Melvin Gallant was born on May 24, 1932 - other sources mention 1933 - in Urbainville, in the Evangeline region of western Prince Edward Island, Canada. One of his ancestors is Michel Haché dit Gallant, the main character in his novel Le Métis de Beaubassin, published in 2009. He was secretary of the International Association of Haché-Gallant Families from 2002 to 2005. The origin of the Gallant surname, originally an Acadian nickname for the ancestor, is not known, but Melvin invents one in his novel. Melvin was nicknamed the "Métis of Urbainville" because his ancestor was a Métis born of an Acadian father and an Aboriginal mother.

After completing high school in Prince Edward Island, he entered Université Saint-Joseph in Memramcook, neighboring New Brunswick, where he graduated in 1956 with a Bachelor of Commerce. Between 1957 and 1960, he taught economics and accounting at Collège Sacré-Cœur in Bathurst. He then went to France, where he obtained a degree in political science from the University of Paris in 1960 and a Master of Arts from the Institut Catholique de Paris in 1964.

He also prepared a doctoral thesis, Le Thème de la mort chez Roger Martin du Gard, which he defended at the University of Neuchâtel, Switzerland, in 1970. His thesis was published the following year by Klincksieck, Paris. Réjean Robidoux praised the thesis's "solidity and accuracy", as well as its "synthetic" and "exhaustive" character". During his studies, Gallant received grants from the French and Swiss governments, as well as from the Canada Council for the Arts. From 1974 to 1976, he was a member of the jury for the Canada Council's artists' bursaries, then president from 1977 to 1979.

WORK ORDER 1
In the Melvin Gallant biography, what degree did Gallant receive from Université Saint-Joseph in 1956?
WORK ORDER 2
Return the part of the Melvin Gallant biography starting at "He also prepared" and ending at "1977 to 1979.", copied word for word.

STORED DATA
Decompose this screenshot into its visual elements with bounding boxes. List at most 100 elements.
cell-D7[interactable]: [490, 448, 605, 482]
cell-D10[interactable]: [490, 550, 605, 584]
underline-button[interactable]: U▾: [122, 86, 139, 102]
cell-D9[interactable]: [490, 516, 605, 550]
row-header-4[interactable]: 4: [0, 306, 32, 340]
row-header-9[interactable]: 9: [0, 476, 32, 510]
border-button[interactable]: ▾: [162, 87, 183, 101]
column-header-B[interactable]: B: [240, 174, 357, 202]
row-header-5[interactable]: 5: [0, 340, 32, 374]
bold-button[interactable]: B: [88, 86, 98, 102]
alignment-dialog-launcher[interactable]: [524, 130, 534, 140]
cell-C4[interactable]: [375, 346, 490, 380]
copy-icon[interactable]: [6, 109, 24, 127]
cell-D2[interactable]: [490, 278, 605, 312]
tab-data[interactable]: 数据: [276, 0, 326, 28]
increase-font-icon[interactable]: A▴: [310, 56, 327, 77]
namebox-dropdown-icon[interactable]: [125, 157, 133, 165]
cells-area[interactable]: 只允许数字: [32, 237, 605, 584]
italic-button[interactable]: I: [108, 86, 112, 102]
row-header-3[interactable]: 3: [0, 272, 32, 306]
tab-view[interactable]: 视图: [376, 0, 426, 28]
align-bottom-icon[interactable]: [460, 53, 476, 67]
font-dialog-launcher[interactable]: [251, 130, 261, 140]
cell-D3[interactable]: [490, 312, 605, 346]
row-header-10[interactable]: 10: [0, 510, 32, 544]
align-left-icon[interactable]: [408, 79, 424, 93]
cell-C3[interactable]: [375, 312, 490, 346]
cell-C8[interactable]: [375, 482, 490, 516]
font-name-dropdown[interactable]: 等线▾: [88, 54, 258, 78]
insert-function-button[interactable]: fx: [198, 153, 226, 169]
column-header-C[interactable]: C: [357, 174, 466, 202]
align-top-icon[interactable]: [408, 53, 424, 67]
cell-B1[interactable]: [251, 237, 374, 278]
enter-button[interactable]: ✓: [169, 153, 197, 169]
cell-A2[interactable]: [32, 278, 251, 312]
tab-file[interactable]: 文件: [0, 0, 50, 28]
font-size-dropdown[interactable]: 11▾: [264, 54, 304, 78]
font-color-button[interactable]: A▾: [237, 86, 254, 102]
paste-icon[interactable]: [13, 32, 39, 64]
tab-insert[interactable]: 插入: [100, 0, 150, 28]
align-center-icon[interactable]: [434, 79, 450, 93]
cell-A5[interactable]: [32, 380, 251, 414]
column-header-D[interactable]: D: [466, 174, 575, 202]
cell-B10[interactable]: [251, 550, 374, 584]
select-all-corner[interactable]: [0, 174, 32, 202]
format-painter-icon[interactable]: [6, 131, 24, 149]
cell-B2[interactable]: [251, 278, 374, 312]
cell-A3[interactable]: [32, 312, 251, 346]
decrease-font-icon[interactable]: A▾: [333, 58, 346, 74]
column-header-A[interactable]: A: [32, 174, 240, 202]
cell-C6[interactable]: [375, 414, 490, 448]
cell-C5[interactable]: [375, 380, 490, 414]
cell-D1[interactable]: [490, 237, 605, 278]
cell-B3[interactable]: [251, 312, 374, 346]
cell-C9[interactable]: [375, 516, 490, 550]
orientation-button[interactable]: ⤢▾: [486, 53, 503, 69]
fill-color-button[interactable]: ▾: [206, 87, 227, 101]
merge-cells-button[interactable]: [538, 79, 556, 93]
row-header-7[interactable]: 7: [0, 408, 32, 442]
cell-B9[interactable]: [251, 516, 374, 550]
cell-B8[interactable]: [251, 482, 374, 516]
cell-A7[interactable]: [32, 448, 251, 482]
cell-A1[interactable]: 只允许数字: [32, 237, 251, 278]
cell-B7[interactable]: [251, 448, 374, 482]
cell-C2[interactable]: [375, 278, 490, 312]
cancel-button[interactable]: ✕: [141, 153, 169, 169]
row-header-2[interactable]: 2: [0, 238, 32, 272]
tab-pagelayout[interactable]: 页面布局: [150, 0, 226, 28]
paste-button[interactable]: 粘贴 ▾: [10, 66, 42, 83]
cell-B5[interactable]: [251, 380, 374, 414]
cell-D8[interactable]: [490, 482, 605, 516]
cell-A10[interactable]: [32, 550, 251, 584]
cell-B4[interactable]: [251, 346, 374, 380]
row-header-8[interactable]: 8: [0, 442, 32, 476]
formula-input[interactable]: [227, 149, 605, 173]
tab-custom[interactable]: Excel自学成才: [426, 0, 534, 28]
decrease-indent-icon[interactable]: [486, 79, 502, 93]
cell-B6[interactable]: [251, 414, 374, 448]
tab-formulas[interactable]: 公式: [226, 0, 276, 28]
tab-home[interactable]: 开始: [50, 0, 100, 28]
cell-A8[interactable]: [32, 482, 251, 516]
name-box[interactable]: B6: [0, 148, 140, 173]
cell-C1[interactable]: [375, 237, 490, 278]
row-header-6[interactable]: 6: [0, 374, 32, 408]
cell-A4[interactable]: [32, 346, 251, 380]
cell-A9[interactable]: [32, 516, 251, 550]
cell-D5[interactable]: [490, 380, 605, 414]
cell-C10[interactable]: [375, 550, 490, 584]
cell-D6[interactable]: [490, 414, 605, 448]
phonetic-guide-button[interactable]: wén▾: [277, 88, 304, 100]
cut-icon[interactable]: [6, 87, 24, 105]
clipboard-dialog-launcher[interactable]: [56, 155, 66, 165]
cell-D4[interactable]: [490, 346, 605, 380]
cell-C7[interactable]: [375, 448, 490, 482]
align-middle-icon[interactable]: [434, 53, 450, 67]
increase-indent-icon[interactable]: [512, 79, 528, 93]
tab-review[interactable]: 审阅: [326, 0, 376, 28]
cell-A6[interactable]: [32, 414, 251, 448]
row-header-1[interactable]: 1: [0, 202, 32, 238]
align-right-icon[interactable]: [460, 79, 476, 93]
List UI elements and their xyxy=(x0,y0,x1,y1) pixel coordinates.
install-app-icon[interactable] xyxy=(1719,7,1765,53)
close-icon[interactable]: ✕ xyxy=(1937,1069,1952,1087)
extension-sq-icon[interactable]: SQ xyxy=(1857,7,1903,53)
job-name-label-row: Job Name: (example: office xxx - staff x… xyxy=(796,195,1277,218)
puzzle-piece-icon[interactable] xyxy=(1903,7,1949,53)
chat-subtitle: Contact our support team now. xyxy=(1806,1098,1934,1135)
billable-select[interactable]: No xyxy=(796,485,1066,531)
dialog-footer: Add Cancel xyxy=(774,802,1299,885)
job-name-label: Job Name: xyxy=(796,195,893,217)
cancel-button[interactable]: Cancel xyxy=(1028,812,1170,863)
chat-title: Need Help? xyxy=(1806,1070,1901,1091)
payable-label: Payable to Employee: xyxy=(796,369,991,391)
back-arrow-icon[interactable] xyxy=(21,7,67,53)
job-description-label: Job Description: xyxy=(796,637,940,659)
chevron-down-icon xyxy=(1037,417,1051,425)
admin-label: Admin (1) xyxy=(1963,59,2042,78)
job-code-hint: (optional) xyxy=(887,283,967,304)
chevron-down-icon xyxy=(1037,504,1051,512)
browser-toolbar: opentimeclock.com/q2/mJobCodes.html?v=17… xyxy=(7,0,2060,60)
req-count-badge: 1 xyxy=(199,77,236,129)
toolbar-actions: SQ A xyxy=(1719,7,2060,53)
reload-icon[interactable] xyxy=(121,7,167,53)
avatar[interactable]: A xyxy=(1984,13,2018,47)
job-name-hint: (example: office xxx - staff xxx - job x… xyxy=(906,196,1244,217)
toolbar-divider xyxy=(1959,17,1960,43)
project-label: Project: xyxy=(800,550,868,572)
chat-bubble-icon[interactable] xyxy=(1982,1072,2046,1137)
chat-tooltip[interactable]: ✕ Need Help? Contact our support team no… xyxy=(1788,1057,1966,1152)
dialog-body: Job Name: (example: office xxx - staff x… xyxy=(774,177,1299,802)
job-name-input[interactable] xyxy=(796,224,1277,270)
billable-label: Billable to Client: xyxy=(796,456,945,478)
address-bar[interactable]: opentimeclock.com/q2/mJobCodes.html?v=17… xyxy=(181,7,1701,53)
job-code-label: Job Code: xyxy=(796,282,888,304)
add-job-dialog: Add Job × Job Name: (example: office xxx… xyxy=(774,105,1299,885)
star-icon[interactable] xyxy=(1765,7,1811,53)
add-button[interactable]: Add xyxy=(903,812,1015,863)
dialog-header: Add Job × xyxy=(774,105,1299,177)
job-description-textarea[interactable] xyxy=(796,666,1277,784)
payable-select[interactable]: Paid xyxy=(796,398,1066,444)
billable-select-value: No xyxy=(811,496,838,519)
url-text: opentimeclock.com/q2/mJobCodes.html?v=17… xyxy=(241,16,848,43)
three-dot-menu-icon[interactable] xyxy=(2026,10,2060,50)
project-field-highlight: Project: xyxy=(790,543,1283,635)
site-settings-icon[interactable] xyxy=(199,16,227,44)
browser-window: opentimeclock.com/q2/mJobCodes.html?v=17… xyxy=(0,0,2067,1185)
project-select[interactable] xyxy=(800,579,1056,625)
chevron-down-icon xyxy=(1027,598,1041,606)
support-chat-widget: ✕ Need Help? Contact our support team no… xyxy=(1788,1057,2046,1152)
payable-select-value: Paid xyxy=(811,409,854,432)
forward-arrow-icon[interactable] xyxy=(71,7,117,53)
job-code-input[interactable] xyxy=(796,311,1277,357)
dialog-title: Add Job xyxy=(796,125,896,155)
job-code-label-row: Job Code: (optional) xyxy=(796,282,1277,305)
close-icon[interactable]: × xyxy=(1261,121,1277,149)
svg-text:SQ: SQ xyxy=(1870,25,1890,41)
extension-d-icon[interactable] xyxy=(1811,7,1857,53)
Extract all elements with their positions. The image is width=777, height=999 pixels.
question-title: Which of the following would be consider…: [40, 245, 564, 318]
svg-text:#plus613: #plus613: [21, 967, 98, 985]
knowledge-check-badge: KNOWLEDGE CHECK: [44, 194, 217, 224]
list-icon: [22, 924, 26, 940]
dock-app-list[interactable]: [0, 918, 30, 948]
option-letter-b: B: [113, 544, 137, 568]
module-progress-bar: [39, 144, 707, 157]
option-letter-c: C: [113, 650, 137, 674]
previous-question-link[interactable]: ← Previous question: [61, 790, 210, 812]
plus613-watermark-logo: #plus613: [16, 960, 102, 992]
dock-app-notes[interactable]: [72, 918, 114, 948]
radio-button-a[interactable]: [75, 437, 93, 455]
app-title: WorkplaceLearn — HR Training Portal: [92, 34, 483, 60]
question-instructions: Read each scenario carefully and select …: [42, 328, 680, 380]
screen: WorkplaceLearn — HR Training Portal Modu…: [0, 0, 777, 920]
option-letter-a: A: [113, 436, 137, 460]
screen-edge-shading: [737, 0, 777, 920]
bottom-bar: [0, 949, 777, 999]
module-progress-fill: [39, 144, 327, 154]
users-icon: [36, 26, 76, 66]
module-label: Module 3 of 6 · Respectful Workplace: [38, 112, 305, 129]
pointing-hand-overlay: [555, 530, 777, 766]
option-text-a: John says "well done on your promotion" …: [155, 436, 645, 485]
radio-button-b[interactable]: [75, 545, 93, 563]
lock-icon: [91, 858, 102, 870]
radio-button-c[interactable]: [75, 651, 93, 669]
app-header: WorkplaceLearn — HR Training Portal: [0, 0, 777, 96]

OUTPUT 1
A Bachelor of Commerce.

OUTPUT 2
He also prepared a doctoral thesis, Le Thème de la mort chez Roger Martin du Gard, which he defended at the University of Neuchâtel, Switzerland, in 1970. His thesis was published the following year by Klincksieck, Paris. Réjean Robidoux praised the thesis's "solidity and accuracy", as well as its "synthetic" and "exhaustive" character". During his studies, Gallant received grants from the French and Swiss governments, as well as from the Canada Council for the Arts. From 1974 to 1976, he was a member of the jury for the Canada Council's artists' bursaries, then president from 1977 to 1979.